→ What you will do: Transcribe the listing exactly, leaving out every picture.

Dataset items:
____

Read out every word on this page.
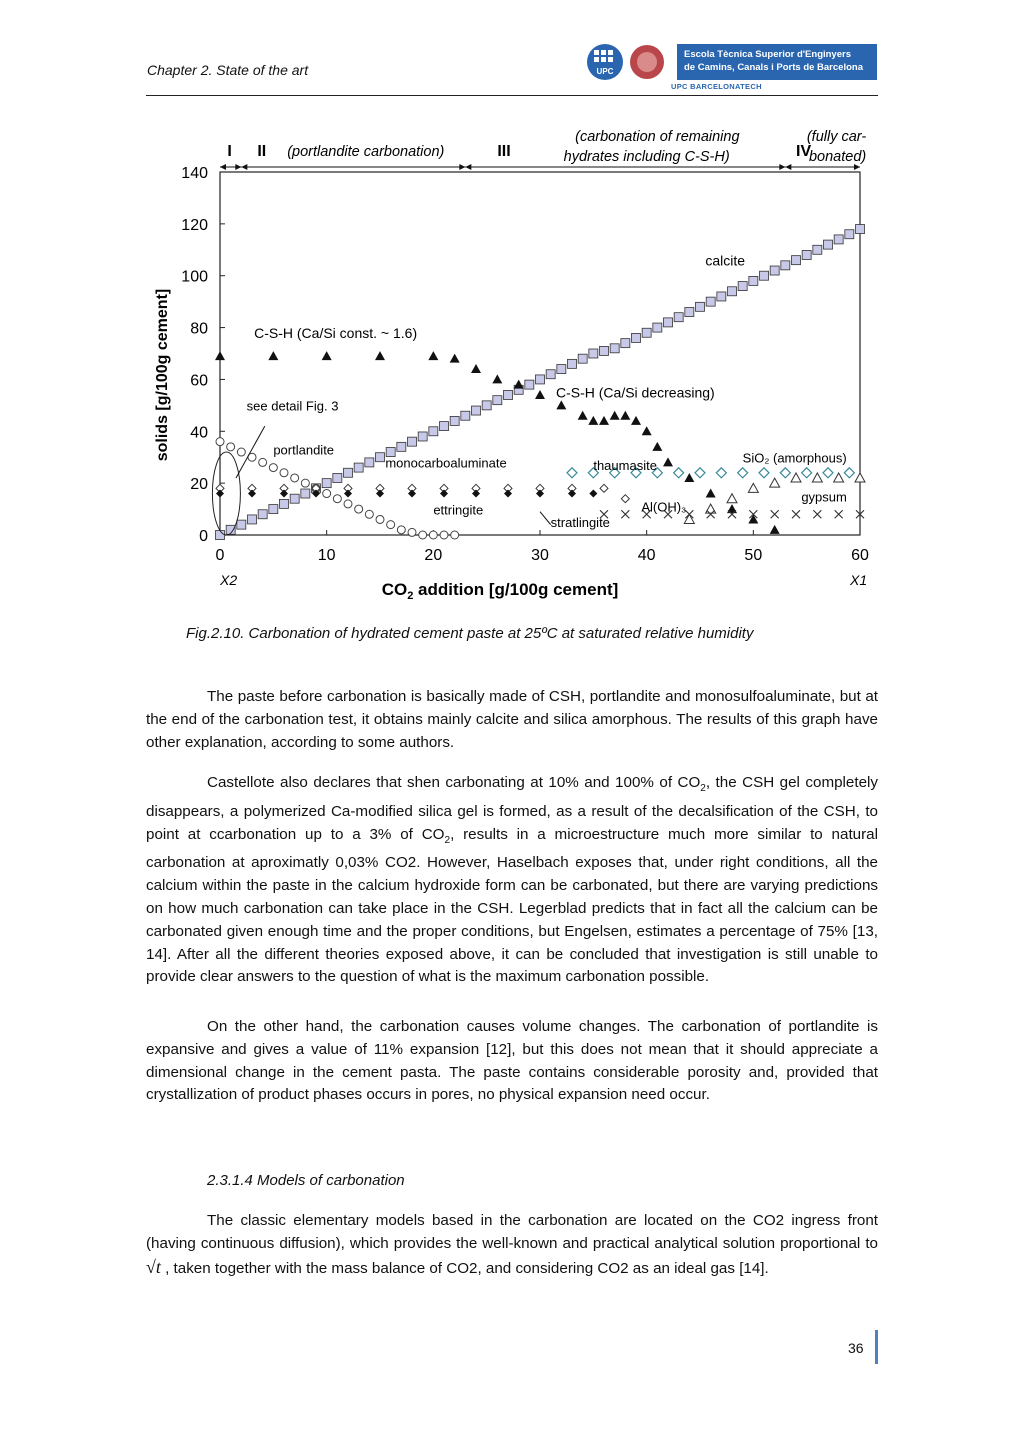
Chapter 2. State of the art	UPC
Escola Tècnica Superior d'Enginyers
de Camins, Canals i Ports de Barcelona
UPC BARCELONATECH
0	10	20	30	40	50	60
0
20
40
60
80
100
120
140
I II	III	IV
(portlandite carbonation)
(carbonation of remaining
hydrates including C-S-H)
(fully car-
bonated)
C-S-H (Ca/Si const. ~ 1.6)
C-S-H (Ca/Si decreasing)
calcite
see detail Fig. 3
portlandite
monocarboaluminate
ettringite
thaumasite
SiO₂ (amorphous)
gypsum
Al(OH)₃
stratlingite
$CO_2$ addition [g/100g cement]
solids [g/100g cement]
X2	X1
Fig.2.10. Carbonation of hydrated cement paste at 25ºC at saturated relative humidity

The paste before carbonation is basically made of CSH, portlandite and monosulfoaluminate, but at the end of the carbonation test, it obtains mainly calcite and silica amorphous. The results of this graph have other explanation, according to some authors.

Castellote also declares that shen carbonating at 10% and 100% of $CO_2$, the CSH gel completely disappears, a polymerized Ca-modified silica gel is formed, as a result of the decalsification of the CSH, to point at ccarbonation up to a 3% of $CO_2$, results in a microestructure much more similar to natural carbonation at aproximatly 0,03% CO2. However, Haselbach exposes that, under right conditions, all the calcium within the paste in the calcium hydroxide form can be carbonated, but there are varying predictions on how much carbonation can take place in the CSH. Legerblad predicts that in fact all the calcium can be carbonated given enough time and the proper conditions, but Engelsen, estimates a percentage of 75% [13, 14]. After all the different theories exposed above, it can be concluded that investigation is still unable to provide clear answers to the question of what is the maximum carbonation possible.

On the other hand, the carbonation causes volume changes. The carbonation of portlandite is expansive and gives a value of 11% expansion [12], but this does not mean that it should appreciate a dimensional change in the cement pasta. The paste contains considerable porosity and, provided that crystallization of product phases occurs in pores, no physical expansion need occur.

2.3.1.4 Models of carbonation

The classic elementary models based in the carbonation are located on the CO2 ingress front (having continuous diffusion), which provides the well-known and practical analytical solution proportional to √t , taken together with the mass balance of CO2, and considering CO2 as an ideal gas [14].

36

____

→ Exercise response:
Read out every word on this page.
Chapter 2. State of the art	UPC
Escola Tècnica Superior d'Enginyers
de Camins, Canals i Ports de Barcelona
UPC BARCELONATECH
0	10	20	30	40	50	60
0
20
40
60
80
100
120
140
I II	III	IV
(portlandite carbonation)
(carbonation of remaining
hydrates including C-S-H)
(fully car-
bonated)
C-S-H (Ca/Si const. ~ 1.6)
C-S-H (Ca/Si decreasing)
calcite
see detail Fig. 3
portlandite
monocarboaluminate
ettringite
thaumasite
SiO₂ (amorphous)
gypsum
Al(OH)₃
stratlingite
$CO_2$ addition [g/100g cement]
solids [g/100g cement]
X2	X1
Fig.2.10. Carbonation of hydrated cement paste at 25ºC at saturated relative humidity

The paste before carbonation is basically made of CSH, portlandite and monosulfoaluminate, but at the end of the carbonation test, it obtains mainly calcite and silica amorphous. The results of this graph have other explanation, according to some authors.

Castellote also declares that shen carbonating at 10% and 100% of $CO_2$, the CSH gel completely disappears, a polymerized Ca-modified silica gel is formed, as a result of the decalsification of the CSH, to point at ccarbonation up to a 3% of $CO_2$, results in a microestructure much more similar to natural carbonation at aproximatly 0,03% CO2. However, Haselbach exposes that, under right conditions, all the calcium within the paste in the calcium hydroxide form can be carbonated, but there are varying predictions on how much carbonation can take place in the CSH. Legerblad predicts that in fact all the calcium can be carbonated given enough time and the proper conditions, but Engelsen, estimates a percentage of 75% [13, 14]. After all the different theories exposed above, it can be concluded that investigation is still unable to provide clear answers to the question of what is the maximum carbonation possible.

On the other hand, the carbonation causes volume changes. The carbonation of portlandite is expansive and gives a value of 11% expansion [12], but this does not mean that it should appreciate a dimensional change in the cement pasta. The paste contains considerable porosity and, provided that crystallization of product phases occurs in pores, no physical expansion need occur.

2.3.1.4 Models of carbonation

The classic elementary models based in the carbonation are located on the CO2 ingress front (having continuous diffusion), which provides the well-known and practical analytical solution proportional to √t , taken together with the mass balance of CO2, and considering CO2 as an ideal gas [14].

36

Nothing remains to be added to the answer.